YOUR OBJECTIVE ::
Find each line with "JSON" and copy it.

EXERCISE DATA ::
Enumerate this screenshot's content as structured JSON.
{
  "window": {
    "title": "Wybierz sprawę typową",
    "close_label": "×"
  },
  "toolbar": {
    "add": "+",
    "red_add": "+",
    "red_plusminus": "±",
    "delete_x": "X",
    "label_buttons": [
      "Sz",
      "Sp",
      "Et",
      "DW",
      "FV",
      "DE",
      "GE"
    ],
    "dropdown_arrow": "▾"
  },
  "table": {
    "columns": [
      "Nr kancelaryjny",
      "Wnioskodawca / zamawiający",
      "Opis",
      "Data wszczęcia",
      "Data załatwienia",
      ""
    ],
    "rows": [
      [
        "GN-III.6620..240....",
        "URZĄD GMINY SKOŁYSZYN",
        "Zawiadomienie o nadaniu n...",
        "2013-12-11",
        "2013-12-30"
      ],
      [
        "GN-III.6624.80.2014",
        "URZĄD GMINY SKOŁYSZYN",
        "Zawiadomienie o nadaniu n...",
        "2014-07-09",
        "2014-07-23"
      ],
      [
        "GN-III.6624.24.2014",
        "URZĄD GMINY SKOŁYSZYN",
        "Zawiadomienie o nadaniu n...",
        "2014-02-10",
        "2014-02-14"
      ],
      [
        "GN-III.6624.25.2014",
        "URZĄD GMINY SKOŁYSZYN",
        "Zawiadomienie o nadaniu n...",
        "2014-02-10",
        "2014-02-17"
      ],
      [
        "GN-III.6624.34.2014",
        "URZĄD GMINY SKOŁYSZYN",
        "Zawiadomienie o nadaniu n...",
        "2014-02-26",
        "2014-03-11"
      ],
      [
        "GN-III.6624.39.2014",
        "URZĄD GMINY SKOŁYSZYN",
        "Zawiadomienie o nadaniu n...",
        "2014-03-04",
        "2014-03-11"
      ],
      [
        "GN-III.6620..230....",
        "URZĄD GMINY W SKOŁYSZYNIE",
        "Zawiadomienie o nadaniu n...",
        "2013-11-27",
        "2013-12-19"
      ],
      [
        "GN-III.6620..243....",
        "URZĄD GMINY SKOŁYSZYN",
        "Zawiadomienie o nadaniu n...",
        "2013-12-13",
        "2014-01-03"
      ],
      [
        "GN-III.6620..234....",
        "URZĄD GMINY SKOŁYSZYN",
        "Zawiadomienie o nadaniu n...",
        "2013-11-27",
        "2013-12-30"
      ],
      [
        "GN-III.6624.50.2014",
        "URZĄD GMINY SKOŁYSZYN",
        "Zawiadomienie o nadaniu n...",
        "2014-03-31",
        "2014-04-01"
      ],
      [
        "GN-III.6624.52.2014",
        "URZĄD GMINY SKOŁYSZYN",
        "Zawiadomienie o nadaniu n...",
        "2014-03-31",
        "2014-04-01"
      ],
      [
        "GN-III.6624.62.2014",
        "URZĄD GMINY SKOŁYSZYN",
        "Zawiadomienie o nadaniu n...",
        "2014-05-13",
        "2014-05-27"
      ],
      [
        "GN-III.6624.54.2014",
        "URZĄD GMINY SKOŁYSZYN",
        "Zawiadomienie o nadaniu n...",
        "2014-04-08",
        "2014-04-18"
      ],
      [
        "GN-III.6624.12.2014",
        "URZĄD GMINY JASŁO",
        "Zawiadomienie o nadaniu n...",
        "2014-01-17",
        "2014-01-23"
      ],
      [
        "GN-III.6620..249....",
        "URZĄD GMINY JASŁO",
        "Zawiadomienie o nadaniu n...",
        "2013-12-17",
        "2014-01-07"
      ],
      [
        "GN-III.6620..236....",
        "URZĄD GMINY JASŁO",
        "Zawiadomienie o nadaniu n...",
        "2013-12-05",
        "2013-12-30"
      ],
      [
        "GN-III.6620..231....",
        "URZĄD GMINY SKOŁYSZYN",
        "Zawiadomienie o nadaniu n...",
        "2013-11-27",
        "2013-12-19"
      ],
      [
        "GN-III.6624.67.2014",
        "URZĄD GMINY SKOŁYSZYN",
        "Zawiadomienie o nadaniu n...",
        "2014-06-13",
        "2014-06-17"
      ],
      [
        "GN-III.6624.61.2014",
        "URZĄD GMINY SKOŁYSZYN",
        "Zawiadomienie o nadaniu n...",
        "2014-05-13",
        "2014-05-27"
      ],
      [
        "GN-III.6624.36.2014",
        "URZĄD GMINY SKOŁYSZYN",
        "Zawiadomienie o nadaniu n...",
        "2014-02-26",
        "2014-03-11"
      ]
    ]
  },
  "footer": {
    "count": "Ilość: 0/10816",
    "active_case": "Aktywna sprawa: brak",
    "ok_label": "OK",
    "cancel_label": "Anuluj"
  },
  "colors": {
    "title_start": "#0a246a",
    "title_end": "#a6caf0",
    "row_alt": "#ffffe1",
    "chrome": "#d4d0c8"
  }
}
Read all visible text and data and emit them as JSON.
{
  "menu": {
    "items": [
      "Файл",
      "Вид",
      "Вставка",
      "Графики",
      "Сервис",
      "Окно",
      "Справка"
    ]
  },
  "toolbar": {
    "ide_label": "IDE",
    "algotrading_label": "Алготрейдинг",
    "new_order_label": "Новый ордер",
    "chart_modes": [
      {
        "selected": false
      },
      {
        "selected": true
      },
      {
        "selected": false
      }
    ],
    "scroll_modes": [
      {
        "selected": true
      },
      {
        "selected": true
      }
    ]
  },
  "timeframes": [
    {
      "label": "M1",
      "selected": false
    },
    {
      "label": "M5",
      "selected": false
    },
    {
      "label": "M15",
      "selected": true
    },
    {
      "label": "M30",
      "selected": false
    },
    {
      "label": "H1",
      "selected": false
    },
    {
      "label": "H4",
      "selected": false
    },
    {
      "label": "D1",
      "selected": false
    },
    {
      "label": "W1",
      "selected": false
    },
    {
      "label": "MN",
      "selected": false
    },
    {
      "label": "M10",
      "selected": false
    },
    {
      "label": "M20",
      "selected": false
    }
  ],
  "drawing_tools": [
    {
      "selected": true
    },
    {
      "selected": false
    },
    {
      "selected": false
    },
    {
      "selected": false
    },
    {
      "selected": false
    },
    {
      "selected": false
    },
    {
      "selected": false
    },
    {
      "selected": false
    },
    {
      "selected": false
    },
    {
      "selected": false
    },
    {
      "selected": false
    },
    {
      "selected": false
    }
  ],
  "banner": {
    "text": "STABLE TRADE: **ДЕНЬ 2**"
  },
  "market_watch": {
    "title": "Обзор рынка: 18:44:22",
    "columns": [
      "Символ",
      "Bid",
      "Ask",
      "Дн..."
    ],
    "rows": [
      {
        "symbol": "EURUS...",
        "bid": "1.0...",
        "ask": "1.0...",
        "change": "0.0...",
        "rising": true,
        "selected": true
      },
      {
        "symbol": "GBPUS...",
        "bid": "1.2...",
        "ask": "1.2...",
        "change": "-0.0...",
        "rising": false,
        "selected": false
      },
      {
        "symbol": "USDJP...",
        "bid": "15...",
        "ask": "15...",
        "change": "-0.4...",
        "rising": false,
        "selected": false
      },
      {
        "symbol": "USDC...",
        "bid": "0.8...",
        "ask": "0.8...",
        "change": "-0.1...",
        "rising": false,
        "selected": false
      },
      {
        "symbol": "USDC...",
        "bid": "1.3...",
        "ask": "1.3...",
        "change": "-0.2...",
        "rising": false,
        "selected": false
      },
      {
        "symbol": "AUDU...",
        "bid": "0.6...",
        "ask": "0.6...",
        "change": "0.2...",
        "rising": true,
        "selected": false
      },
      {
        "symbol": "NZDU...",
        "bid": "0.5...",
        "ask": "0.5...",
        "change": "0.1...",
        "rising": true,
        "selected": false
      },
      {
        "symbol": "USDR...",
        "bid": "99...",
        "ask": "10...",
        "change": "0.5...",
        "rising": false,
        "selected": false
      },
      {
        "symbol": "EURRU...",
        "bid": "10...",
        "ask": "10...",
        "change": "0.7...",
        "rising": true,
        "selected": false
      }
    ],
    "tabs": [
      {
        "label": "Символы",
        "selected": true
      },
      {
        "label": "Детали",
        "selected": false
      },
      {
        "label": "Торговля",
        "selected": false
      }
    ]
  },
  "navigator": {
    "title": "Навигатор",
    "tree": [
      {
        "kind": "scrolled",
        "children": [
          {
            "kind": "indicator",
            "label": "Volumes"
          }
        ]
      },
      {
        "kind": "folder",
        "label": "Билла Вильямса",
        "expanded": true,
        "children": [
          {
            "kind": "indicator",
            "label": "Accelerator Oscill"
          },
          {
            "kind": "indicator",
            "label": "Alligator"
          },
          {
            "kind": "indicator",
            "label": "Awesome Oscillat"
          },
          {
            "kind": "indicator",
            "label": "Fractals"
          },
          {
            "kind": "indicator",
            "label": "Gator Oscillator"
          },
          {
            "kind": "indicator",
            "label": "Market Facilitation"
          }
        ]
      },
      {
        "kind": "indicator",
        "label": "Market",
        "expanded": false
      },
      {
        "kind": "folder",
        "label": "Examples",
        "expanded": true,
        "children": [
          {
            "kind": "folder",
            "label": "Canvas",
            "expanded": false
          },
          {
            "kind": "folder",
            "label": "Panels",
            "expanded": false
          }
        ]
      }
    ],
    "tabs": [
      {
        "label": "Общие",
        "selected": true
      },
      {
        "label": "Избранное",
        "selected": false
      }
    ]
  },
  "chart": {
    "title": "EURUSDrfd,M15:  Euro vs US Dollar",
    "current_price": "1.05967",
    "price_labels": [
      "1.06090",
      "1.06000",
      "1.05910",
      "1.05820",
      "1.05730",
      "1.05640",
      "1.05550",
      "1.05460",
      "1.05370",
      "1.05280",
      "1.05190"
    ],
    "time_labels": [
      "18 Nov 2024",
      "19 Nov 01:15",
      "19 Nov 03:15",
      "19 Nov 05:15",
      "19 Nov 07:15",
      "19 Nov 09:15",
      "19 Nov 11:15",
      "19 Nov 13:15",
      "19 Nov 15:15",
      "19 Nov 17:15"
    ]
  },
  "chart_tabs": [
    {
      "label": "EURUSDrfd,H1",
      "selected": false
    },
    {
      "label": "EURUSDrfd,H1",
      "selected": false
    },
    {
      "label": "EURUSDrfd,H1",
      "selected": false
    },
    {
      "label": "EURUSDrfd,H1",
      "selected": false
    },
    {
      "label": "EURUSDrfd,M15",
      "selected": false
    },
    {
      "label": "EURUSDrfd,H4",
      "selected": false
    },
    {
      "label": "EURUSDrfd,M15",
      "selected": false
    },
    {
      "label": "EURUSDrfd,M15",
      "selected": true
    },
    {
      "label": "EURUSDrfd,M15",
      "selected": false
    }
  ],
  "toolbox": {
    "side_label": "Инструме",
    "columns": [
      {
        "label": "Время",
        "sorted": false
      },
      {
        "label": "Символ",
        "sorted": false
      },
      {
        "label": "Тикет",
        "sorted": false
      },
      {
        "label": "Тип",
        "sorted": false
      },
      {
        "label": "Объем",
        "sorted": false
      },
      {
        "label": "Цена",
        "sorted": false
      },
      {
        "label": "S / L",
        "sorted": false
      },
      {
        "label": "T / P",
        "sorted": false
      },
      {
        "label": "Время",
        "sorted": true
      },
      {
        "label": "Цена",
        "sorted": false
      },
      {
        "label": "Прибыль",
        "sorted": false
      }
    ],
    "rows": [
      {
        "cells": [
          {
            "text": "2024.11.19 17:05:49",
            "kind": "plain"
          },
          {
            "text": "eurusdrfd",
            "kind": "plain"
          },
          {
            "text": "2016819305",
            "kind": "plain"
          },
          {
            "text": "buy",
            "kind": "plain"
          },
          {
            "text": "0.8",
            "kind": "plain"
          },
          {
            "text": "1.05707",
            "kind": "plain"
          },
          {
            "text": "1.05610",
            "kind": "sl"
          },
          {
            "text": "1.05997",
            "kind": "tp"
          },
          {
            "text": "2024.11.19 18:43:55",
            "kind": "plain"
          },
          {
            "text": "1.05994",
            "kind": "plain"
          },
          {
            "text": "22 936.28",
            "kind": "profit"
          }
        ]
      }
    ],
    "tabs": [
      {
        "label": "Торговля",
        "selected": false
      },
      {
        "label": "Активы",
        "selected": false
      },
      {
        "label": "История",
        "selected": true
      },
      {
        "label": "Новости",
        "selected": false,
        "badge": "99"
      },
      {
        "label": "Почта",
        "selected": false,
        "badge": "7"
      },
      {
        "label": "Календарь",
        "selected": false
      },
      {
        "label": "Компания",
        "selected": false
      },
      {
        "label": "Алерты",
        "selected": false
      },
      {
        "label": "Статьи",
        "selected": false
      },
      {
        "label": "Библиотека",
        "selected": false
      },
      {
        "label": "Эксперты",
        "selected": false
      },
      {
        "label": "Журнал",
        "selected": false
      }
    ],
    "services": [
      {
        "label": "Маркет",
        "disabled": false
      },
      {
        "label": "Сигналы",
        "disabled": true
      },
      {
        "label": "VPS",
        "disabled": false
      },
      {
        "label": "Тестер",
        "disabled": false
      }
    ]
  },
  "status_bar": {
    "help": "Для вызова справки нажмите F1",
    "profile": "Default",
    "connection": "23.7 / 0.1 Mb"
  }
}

TASK RESPONSE ::
Enumerate this screenshot's content as structured JSON.
Read all visible text and data and emit them as JSON.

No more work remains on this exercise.